[start Recorded information]

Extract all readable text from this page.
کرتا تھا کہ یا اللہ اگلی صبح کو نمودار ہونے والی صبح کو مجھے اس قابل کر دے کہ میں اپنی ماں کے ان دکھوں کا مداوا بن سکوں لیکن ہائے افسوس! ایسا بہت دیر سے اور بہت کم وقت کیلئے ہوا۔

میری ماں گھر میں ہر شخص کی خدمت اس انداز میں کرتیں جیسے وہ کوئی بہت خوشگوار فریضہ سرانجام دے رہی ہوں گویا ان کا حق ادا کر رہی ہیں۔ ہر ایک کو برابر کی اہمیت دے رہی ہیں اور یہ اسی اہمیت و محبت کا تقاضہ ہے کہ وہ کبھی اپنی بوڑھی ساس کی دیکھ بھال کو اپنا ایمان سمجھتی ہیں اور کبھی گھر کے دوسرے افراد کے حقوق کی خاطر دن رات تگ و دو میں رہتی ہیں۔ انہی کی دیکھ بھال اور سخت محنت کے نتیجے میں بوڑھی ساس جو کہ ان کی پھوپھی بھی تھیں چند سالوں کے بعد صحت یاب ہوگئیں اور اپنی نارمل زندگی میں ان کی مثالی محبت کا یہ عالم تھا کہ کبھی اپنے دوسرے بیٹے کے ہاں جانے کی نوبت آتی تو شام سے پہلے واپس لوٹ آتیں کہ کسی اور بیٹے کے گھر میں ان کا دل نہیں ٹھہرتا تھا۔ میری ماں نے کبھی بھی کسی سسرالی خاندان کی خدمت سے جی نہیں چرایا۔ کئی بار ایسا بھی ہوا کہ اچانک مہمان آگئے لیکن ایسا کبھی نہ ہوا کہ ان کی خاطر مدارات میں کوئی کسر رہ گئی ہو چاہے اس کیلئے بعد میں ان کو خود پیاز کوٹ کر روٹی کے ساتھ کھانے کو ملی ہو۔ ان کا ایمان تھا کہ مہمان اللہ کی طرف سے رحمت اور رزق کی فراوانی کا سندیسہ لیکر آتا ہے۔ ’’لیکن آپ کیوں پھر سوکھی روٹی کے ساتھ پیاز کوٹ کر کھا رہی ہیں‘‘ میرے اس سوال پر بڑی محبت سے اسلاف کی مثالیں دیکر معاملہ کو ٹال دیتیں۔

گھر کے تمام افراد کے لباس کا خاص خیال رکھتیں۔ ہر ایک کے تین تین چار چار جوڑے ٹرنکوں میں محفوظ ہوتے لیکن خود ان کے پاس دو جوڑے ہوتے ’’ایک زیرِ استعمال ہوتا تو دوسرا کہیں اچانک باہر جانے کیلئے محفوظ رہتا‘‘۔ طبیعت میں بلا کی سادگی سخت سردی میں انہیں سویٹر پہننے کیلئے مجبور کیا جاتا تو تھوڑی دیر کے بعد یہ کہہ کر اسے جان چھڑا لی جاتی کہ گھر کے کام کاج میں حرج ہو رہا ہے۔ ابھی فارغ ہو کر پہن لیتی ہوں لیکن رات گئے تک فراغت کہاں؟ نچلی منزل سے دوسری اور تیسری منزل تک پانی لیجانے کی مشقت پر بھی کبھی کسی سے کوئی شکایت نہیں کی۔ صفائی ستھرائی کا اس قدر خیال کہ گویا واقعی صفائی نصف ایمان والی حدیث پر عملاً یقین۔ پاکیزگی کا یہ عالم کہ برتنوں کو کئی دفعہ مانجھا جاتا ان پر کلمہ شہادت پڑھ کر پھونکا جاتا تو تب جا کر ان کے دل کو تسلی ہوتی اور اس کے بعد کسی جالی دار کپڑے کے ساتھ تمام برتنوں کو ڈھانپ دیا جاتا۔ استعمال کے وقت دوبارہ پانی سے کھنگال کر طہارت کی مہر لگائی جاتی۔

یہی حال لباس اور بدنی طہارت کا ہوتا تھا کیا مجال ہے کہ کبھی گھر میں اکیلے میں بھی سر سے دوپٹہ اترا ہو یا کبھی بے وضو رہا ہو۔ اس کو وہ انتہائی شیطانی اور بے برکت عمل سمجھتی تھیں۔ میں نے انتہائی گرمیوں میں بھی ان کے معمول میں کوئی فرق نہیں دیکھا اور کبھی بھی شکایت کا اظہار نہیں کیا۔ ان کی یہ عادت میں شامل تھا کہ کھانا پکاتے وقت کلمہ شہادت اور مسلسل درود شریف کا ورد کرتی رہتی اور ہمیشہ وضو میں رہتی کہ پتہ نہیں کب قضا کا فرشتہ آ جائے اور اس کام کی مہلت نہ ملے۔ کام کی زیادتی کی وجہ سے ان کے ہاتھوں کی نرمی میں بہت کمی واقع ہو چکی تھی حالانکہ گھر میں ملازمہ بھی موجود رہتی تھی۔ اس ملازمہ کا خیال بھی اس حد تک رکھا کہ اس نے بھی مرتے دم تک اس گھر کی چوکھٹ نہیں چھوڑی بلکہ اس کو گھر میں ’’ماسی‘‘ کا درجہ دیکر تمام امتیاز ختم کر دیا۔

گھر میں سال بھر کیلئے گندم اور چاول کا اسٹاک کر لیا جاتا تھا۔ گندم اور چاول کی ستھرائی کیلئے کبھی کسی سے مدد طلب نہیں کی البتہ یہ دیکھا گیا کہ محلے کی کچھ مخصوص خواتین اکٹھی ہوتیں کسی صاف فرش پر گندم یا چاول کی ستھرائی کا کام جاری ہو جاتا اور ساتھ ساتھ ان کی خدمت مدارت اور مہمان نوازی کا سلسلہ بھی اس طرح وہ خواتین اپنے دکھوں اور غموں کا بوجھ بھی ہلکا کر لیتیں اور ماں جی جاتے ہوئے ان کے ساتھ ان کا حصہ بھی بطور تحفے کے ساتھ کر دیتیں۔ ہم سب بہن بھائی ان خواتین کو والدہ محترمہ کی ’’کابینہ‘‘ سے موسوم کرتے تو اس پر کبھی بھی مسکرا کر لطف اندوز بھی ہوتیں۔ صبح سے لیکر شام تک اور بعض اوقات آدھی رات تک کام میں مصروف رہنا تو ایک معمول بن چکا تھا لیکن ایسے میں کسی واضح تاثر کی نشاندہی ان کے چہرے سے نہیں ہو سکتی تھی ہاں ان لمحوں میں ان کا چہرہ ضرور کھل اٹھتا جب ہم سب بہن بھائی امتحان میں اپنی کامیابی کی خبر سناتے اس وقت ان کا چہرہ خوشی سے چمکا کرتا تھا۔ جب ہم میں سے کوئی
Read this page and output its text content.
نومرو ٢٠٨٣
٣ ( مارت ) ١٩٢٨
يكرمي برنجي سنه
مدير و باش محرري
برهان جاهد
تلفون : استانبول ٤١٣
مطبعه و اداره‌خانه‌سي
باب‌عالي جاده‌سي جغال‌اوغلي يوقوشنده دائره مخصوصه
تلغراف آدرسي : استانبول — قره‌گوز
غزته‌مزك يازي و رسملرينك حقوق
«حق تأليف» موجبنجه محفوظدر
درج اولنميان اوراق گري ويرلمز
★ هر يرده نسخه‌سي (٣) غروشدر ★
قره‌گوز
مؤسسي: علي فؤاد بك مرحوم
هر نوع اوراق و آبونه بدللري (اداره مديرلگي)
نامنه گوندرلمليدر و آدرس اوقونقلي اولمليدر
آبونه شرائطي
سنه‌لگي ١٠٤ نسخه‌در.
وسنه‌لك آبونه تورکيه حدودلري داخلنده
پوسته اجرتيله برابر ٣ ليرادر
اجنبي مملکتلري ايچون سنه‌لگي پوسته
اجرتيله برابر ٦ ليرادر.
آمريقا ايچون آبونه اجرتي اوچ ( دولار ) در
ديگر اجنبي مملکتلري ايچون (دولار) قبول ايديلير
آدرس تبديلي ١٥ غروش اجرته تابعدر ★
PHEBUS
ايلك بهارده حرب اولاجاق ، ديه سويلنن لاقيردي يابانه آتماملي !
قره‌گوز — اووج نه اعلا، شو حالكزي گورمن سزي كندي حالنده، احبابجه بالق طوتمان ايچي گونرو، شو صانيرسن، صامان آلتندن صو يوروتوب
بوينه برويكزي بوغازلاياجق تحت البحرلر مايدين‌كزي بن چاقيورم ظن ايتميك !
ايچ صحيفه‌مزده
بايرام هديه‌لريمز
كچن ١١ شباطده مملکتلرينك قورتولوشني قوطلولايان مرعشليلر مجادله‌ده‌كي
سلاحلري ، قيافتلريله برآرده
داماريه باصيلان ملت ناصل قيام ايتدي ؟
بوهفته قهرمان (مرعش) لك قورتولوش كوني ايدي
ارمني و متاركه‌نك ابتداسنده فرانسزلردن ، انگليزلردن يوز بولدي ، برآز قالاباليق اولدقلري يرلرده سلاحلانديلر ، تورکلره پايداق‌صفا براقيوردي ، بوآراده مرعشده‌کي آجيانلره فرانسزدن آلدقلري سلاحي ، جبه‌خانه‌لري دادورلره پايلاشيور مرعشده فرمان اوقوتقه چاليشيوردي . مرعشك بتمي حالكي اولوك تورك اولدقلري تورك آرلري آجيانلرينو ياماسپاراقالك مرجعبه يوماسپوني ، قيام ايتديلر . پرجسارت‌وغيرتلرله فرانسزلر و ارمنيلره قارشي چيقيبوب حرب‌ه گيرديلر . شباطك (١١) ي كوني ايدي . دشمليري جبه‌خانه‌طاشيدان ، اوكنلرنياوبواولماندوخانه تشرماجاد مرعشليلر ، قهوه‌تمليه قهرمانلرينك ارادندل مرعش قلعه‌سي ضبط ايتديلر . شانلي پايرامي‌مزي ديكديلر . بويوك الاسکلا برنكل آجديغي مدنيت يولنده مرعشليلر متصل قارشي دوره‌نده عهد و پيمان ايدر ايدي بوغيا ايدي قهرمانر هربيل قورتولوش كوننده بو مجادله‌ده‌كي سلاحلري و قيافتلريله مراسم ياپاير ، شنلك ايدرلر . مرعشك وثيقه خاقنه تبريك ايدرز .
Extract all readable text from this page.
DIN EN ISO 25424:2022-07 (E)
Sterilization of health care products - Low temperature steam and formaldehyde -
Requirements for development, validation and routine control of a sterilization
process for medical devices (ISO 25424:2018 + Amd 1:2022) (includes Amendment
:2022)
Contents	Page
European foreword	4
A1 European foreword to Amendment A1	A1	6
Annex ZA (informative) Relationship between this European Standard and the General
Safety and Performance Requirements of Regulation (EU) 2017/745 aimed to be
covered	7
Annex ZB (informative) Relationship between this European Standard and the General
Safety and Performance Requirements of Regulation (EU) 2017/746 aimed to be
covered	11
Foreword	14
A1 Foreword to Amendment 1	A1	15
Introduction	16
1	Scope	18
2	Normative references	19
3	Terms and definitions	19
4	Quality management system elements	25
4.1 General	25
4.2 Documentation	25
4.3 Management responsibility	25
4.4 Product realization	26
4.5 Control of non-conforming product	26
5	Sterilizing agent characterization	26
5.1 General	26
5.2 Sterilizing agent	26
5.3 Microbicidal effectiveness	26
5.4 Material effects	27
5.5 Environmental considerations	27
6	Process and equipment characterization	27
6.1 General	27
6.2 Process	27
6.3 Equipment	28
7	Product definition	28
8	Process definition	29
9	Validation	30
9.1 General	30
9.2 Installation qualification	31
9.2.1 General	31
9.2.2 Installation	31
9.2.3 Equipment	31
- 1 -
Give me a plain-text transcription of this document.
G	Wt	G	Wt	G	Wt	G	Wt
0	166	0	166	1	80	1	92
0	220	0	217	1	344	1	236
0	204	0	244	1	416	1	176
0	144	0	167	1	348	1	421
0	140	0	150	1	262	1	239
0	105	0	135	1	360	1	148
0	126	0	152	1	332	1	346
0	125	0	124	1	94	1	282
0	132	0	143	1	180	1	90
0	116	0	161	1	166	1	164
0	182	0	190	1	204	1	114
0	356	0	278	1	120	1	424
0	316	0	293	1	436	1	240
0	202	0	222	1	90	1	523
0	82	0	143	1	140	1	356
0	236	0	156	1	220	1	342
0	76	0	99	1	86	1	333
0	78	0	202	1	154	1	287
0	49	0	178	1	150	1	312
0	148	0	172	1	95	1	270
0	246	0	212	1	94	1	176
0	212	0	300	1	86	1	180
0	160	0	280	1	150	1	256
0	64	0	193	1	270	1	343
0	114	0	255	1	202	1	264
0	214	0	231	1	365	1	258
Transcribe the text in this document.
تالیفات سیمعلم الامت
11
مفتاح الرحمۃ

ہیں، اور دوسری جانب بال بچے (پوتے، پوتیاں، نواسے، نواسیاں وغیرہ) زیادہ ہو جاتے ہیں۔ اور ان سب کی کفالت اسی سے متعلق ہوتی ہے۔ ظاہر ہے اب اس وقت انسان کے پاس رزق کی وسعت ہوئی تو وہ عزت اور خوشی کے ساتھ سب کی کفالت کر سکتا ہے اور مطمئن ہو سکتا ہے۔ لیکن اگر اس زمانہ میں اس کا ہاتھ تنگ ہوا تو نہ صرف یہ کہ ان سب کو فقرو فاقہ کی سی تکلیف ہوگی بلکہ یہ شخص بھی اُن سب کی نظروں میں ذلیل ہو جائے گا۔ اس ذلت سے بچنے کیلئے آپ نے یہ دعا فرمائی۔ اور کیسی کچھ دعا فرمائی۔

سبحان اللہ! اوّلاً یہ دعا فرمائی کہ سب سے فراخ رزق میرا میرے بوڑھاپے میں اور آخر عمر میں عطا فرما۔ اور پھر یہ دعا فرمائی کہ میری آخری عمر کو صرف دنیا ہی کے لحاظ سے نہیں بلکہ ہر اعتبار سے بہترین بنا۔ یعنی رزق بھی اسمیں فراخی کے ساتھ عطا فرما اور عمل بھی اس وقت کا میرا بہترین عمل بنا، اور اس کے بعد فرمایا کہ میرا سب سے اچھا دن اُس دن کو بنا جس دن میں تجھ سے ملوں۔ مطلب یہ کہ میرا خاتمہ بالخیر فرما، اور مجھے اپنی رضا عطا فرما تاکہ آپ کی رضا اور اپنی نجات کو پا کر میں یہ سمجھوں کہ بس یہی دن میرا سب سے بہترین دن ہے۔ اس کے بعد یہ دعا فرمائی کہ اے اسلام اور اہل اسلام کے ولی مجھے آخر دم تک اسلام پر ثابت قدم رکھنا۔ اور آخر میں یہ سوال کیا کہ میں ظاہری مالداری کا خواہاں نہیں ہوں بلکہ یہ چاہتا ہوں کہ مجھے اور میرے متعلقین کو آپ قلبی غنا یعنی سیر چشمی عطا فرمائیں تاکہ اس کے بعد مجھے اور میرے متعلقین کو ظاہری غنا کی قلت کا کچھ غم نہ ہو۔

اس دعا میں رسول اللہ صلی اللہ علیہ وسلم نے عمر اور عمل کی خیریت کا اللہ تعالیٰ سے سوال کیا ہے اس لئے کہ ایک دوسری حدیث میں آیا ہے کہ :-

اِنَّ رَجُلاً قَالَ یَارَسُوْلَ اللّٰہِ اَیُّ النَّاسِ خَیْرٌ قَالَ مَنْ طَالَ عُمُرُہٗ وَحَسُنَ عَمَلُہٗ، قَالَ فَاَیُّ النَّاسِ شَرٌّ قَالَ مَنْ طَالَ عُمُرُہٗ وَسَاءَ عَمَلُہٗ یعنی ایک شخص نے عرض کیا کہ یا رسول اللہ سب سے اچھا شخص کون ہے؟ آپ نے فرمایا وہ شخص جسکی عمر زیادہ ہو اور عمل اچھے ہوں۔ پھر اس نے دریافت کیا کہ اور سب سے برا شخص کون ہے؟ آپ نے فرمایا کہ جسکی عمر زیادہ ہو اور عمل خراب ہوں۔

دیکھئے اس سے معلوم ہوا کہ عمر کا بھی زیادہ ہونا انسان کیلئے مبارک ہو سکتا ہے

[end Recorded information]

Do this ->
Copy every line of the entries above in which "دولار" occurs.

Reply to the exercise ->
آمريقا ايچون آبونه اجرتي اوچ ( دولار ) در
ديگر اجنبي مملکتلري ايچون (دولار) قبول ايديلير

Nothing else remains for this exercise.